Prefiero no hablar de Somewhere, la última película de Sofía Coppola. No es que tenga una razón de peso, es sólo que a los diez minutos de salir del cine ya me la había olvidado.
En cambio, me quedaron algunas fotografías bellas. Como la de ellos dos en la piscina, abajo del agua, llenos de sol y haciendo señas para entenderse. Las imágenes nos llevan a lugares insospechados, lo sabemos. Pues esa me llevó sin escalas a la antigua ciudad termal de Karlovy Vary, en la República Checa.
Unos años atrás estuve ahí por trabajo. Fue un viaje intenso, con poco descanso y bastante calor. Cierta noche me enteré que tendría tres horas libres a la mañana siguiente. Y de repente sentí deseos de nadar, posiblemente para relajarme o quizás por pura rebeldía: para hacer al menos una actividad que no formara parte de una agenda ridículamente larga. Entonces, pregunté en el hotel si había una piscina pública. No sabían. Pregunté en otros hoteles y continué con las averiguaciones hasta que un conserje aseguró que el Hotel Thermal tenía una piscina olímpica de acceso público.

**Actividad 1**
Transcribe del texto de práctica el fragmento que va de «En cambio, me» a «de acceso público.».
**Actividad 2**
Según el texto de práctica, ¿qué hotel tenía una piscina olímpica de acceso público?
Los datos no hacen falta para resolver nada de esto.

**Datos listados**

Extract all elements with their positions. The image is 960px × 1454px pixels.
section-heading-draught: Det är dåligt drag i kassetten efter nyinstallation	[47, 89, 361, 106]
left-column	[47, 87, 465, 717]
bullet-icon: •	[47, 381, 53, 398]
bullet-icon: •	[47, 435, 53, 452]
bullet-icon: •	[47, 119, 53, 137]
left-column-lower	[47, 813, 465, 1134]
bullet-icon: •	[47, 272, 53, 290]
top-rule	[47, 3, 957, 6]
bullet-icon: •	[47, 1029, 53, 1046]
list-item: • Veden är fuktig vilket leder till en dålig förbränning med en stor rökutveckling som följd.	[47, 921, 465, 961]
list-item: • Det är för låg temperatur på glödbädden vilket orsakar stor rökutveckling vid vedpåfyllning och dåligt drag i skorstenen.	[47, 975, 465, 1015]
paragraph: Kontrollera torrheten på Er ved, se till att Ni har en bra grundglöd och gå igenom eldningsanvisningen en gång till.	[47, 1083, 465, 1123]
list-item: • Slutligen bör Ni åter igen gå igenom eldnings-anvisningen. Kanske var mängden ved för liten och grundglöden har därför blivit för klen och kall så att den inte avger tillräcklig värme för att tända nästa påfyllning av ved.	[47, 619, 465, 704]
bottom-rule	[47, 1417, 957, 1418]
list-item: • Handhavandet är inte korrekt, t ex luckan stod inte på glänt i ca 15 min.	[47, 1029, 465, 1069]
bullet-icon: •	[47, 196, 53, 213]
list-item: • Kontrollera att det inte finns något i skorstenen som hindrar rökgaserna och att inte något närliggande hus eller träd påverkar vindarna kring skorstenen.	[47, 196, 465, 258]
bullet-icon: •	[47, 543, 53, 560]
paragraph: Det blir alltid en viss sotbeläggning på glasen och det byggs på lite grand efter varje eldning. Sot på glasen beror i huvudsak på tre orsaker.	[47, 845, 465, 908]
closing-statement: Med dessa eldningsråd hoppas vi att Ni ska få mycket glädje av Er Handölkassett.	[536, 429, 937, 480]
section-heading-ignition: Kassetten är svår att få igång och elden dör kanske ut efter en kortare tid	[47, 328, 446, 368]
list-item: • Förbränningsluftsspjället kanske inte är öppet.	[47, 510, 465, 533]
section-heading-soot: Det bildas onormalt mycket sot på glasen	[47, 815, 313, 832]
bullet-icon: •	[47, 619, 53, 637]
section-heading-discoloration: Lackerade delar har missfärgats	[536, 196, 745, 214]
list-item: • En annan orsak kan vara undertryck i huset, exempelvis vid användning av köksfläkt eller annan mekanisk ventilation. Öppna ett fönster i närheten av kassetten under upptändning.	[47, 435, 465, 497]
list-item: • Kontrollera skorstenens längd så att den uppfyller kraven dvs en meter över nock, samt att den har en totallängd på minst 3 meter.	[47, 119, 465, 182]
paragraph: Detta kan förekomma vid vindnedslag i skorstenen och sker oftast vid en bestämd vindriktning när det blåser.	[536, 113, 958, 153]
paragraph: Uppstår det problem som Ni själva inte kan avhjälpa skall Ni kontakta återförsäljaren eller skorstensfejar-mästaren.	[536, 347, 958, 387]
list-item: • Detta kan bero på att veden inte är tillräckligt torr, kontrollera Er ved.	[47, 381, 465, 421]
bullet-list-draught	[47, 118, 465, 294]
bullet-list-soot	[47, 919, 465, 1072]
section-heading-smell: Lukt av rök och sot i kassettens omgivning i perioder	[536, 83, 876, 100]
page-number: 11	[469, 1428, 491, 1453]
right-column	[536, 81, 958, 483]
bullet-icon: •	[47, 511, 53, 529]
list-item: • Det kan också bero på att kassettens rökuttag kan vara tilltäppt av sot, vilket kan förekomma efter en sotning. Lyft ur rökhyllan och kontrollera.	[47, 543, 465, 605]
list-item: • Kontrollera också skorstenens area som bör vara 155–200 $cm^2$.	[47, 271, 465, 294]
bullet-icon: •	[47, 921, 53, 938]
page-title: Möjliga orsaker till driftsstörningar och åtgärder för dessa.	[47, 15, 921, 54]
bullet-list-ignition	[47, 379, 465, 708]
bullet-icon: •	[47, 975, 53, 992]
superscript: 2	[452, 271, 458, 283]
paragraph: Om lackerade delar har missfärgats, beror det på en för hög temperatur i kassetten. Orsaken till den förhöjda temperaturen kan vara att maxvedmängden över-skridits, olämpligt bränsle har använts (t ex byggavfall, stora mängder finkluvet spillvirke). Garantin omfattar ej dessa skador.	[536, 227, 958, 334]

**Respuesta escrita 1**
En cambio, me quedaron algunas fotografías bellas. Como la de ellos dos en la piscina, abajo del agua, llenos de sol y haciendo señas para entenderse. Las imágenes nos llevan a lugares insospechados, lo sabemos. Pues esa me llevó sin escalas a la antigua ciudad termal de Karlovy Vary, en la República Checa.
Unos años atrás estuve ahí por trabajo. Fue un viaje intenso, con poco descanso y bastante calor. Cierta noche me enteré que tendría tres horas libres a la mañana siguiente. Y de repente sentí deseos de nadar, posiblemente para relajarme o quizás por pura rebeldía: para hacer al menos una actividad que no formara parte de una agenda ridículamente larga. Entonces, pregunté en el hotel si había una piscina pública. No sabían. Pregunté en otros hoteles y continué con las averiguaciones hasta que un conserje aseguró que el Hotel Thermal tenía una piscina olímpica de acceso público.

**Respuesta escrita 2**
El Hotel Thermal.